■ **Exercise instructions**: Nothing should be left out: output all of the entries exactly.

■ **Source material**:

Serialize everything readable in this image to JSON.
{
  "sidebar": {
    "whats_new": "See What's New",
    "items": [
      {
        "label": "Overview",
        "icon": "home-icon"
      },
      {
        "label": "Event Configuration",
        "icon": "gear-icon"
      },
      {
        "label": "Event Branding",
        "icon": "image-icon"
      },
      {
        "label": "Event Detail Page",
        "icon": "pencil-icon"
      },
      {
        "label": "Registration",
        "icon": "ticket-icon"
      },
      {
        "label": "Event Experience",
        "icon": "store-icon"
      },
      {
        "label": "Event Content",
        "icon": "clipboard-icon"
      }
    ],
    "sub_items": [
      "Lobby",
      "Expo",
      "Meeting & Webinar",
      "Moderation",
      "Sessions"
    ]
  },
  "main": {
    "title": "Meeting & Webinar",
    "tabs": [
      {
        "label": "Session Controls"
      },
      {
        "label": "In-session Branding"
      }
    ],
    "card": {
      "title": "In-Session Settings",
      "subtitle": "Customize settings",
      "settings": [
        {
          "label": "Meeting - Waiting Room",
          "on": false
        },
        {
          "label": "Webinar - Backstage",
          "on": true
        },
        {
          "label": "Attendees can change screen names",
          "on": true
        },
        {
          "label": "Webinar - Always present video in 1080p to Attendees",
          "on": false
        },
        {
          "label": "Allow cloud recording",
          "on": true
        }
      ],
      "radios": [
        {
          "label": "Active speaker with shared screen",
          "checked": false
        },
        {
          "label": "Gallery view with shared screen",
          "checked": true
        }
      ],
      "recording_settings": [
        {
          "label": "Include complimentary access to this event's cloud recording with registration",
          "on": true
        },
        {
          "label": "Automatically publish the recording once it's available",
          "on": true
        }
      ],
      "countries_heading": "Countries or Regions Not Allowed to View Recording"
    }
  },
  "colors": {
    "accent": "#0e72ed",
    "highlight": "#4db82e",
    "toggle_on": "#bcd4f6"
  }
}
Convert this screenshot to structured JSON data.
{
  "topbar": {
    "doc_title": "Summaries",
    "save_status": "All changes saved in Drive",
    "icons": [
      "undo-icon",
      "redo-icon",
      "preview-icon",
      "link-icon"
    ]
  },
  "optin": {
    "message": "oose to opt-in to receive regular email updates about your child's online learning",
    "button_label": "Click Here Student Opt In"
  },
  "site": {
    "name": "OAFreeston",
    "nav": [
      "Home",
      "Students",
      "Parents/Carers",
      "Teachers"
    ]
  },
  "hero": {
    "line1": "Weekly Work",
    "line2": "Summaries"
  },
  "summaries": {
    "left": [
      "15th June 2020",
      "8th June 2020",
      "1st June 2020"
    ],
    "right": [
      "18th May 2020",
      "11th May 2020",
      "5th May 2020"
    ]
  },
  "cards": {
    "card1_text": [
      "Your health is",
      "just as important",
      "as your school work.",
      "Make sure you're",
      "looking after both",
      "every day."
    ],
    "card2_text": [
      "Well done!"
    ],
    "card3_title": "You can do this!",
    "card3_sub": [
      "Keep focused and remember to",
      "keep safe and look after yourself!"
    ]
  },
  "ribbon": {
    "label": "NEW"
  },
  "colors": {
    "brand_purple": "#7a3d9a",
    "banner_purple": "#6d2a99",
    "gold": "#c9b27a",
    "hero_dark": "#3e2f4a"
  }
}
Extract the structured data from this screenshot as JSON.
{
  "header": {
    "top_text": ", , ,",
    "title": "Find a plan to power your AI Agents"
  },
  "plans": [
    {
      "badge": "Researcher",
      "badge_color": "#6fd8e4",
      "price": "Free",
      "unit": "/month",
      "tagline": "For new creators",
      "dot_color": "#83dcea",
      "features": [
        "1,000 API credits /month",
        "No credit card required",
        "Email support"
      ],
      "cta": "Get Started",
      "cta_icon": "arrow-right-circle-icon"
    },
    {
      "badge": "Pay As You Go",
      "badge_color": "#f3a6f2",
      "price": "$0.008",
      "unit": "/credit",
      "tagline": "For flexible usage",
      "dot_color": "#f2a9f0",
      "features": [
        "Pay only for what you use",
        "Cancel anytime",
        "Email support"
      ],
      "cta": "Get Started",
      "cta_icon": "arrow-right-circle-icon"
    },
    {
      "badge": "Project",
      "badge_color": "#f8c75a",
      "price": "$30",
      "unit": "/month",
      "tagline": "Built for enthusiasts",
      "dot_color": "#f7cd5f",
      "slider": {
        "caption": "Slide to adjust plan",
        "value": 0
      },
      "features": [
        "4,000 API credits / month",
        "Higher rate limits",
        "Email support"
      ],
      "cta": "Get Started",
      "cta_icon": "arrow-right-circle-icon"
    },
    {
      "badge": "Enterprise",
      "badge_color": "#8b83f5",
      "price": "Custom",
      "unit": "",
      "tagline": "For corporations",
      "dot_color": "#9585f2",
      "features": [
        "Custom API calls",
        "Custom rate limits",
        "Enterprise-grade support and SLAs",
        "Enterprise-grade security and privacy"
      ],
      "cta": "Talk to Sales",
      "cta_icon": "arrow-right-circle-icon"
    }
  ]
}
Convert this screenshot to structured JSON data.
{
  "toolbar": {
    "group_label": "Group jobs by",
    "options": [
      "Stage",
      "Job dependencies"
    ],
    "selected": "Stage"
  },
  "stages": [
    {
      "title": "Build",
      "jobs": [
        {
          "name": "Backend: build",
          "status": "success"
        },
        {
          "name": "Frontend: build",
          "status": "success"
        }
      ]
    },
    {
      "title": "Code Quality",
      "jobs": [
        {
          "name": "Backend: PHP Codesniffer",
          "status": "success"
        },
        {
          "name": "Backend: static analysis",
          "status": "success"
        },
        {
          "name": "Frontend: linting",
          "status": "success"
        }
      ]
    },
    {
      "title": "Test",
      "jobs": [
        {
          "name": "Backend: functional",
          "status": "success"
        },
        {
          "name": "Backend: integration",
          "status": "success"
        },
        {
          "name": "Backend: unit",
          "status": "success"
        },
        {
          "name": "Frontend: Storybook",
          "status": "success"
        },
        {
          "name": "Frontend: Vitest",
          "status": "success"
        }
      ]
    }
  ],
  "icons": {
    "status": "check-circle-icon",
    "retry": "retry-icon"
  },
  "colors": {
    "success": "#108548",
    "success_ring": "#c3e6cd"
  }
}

■ **Written solution**:
Serialize everything readable in this image to JSON.
{
  "sidebar": {
    "whats_new": "See What's New",
    "items": [
      {
        "label": "Overview",
        "icon": "home-icon"
      },
      {
        "label": "Event Configuration",
        "icon": "gear-icon"
      },
      {
        "label": "Event Branding",
        "icon": "image-icon"
      },
      {
        "label": "Event Detail Page",
        "icon": "pencil-icon"
      },
      {
        "label": "Registration",
        "icon": "ticket-icon"
      },
      {
        "label": "Event Experience",
        "icon": "store-icon"
      },
      {
        "label": "Event Content",
        "icon": "clipboard-icon"
      }
    ],
    "sub_items": [
      "Lobby",
      "Expo",
      "Meeting & Webinar",
      "Moderation",
      "Sessions"
    ]
  },
  "main": {
    "title": "Meeting & Webinar",
    "tabs": [
      {
        "label": "Session Controls"
      },
      {
        "label": "In-session Branding"
      }
    ],
    "card": {
      "title": "In-Session Settings",
      "subtitle": "Customize settings",
      "settings": [
        {
          "label": "Meeting - Waiting Room",
          "on": false
        },
        {
          "label": "Webinar - Backstage",
          "on": true
        },
        {
          "label": "Attendees can change screen names",
          "on": true
        },
        {
          "label": "Webinar - Always present video in 1080p to Attendees",
          "on": false
        },
        {
          "label": "Allow cloud recording",
          "on": true
        }
      ],
      "radios": [
        {
          "label": "Active speaker with shared screen",
          "checked": false
        },
        {
          "label": "Gallery view with shared screen",
          "checked": true
        }
      ],
      "recording_settings": [
        {
          "label": "Include complimentary access to this event's cloud recording with registration",
          "on": true
        },
        {
          "label": "Automatically publish the recording once it's available",
          "on": true
        }
      ],
      "countries_heading": "Countries or Regions Not Allowed to View Recording"
    }
  },
  "colors": {
    "accent": "#0e72ed",
    "highlight": "#4db82e",
    "toggle_on": "#bcd4f6"
  }
}
Convert this screenshot to structured JSON data.
{
  "topbar": {
    "doc_title": "Summaries",
    "save_status": "All changes saved in Drive",
    "icons": [
      "undo-icon",
      "redo-icon",
      "preview-icon",
      "link-icon"
    ]
  },
  "optin": {
    "message": "oose to opt-in to receive regular email updates about your child's online learning",
    "button_label": "Click Here Student Opt In"
  },
  "site": {
    "name": "OAFreeston",
    "nav": [
      "Home",
      "Students",
      "Parents/Carers",
      "Teachers"
    ]
  },
  "hero": {
    "line1": "Weekly Work",
    "line2": "Summaries"
  },
  "summaries": {
    "left": [
      "15th June 2020",
      "8th June 2020",
      "1st June 2020"
    ],
    "right": [
      "18th May 2020",
      "11th May 2020",
      "5th May 2020"
    ]
  },
  "cards": {
    "card1_text": [
      "Your health is",
      "just as important",
      "as your school work.",
      "Make sure you're",
      "looking after both",
      "every day."
    ],
    "card2_text": [
      "Well done!"
    ],
    "card3_title": "You can do this!",
    "card3_sub": [
      "Keep focused and remember to",
      "keep safe and look after yourself!"
    ]
  },
  "ribbon": {
    "label": "NEW"
  },
  "colors": {
    "brand_purple": "#7a3d9a",
    "banner_purple": "#6d2a99",
    "gold": "#c9b27a",
    "hero_dark": "#3e2f4a"
  }
}
Extract the structured data from this screenshot as JSON.
{
  "header": {
    "top_text": ", , ,",
    "title": "Find a plan to power your AI Agents"
  },
  "plans": [
    {
      "badge": "Researcher",
      "badge_color": "#6fd8e4",
      "price": "Free",
      "unit": "/month",
      "tagline": "For new creators",
      "dot_color": "#83dcea",
      "features": [
        "1,000 API credits /month",
        "No credit card required",
        "Email support"
      ],
      "cta": "Get Started",
      "cta_icon": "arrow-right-circle-icon"
    },
    {
      "badge": "Pay As You Go",
      "badge_color": "#f3a6f2",
      "price": "$0.008",
      "unit": "/credit",
      "tagline": "For flexible usage",
      "dot_color": "#f2a9f0",
      "features": [
        "Pay only for what you use",
        "Cancel anytime",
        "Email support"
      ],
      "cta": "Get Started",
      "cta_icon": "arrow-right-circle-icon"
    },
    {
      "badge": "Project",
      "badge_color": "#f8c75a",
      "price": "$30",
      "unit": "/month",
      "tagline": "Built for enthusiasts",
      "dot_color": "#f7cd5f",
      "slider": {
        "caption": "Slide to adjust plan",
        "value": 0
      },
      "features": [
        "4,000 API credits / month",
        "Higher rate limits",
        "Email support"
      ],
      "cta": "Get Started",
      "cta_icon": "arrow-right-circle-icon"
    },
    {
      "badge": "Enterprise",
      "badge_color": "#8b83f5",
      "price": "Custom",
      "unit": "",
      "tagline": "For corporations",
      "dot_color": "#9585f2",
      "features": [
        "Custom API calls",
        "Custom rate limits",
        "Enterprise-grade support and SLAs",
        "Enterprise-grade security and privacy"
      ],
      "cta": "Talk to Sales",
      "cta_icon": "arrow-right-circle-icon"
    }
  ]
}
Convert this screenshot to structured JSON data.
{
  "toolbar": {
    "group_label": "Group jobs by",
    "options": [
      "Stage",
      "Job dependencies"
    ],
    "selected": "Stage"
  },
  "stages": [
    {
      "title": "Build",
      "jobs": [
        {
          "name": "Backend: build",
          "status": "success"
        },
        {
          "name": "Frontend: build",
          "status": "success"
        }
      ]
    },
    {
      "title": "Code Quality",
      "jobs": [
        {
          "name": "Backend: PHP Codesniffer",
          "status": "success"
        },
        {
          "name": "Backend: static analysis",
          "status": "success"
        },
        {
          "name": "Frontend: linting",
          "status": "success"
        }
      ]
    },
    {
      "title": "Test",
      "jobs": [
        {
          "name": "Backend: functional",
          "status": "success"
        },
        {
          "name": "Backend: integration",
          "status": "success"
        },
        {
          "name": "Backend: unit",
          "status": "success"
        },
        {
          "name": "Frontend: Storybook",
          "status": "success"
        },
        {
          "name": "Frontend: Vitest",
          "status": "success"
        }
      ]
    }
  ],
  "icons": {
    "status": "check-circle-icon",
    "retry": "retry-icon"
  },
  "colors": {
    "success": "#108548",
    "success_ring": "#c3e6cd"
  }
}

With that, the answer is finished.